◆ **Task details**:
Write the data out again exactly, with no pictures.

(Dataset records)
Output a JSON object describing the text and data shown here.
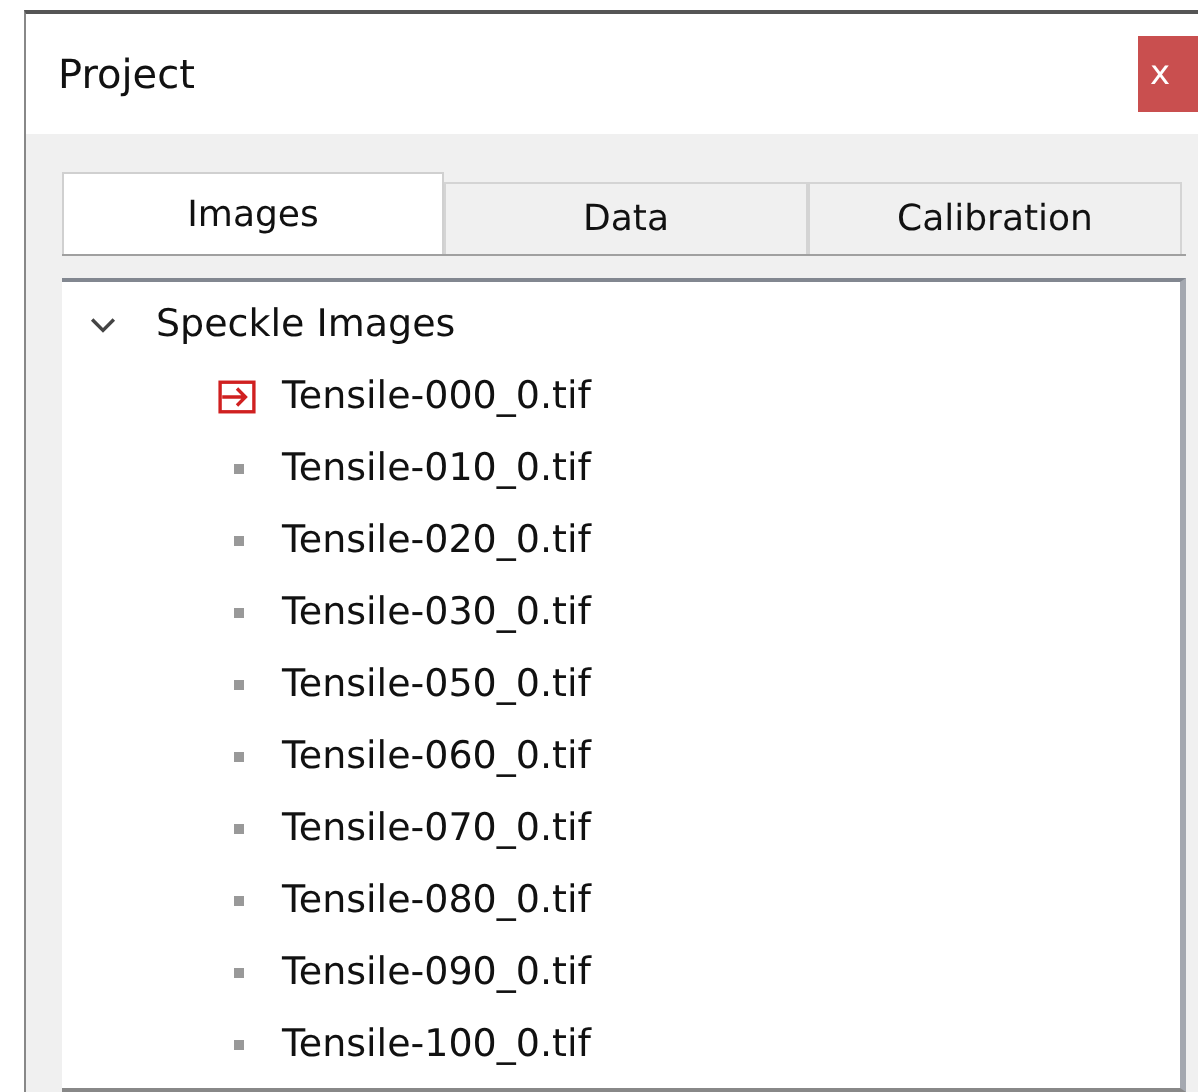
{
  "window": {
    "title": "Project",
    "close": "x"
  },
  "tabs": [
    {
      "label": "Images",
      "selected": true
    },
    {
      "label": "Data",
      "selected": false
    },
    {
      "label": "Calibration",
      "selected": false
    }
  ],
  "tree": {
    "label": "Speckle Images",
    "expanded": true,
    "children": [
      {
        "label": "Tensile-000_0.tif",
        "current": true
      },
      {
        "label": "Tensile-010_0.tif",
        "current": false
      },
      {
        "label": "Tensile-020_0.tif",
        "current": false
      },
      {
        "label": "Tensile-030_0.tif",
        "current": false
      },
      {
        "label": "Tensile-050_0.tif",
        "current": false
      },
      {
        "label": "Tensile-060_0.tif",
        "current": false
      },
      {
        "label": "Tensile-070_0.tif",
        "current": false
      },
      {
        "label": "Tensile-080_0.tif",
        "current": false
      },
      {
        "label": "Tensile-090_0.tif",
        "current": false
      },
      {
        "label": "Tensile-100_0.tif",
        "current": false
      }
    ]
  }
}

◆ **Answer to the problem**:
Output a JSON object describing the text and data shown here.
{
  "window": {
    "title": "Project",
    "close": "x"
  },
  "tabs": [
    {
      "label": "Images",
      "selected": true
    },
    {
      "label": "Data",
      "selected": false
    },
    {
      "label": "Calibration",
      "selected": false
    }
  ],
  "tree": {
    "label": "Speckle Images",
    "expanded": true,
    "children": [
      {
        "label": "Tensile-000_0.tif",
        "current": true
      },
      {
        "label": "Tensile-010_0.tif",
        "current": false
      },
      {
        "label": "Tensile-020_0.tif",
        "current": false
      },
      {
        "label": "Tensile-030_0.tif",
        "current": false
      },
      {
        "label": "Tensile-050_0.tif",
        "current": false
      },
      {
        "label": "Tensile-060_0.tif",
        "current": false
      },
      {
        "label": "Tensile-070_0.tif",
        "current": false
      },
      {
        "label": "Tensile-080_0.tif",
        "current": false
      },
      {
        "label": "Tensile-090_0.tif",
        "current": false
      },
      {
        "label": "Tensile-100_0.tif",
        "current": false
      }
    ]
  }
}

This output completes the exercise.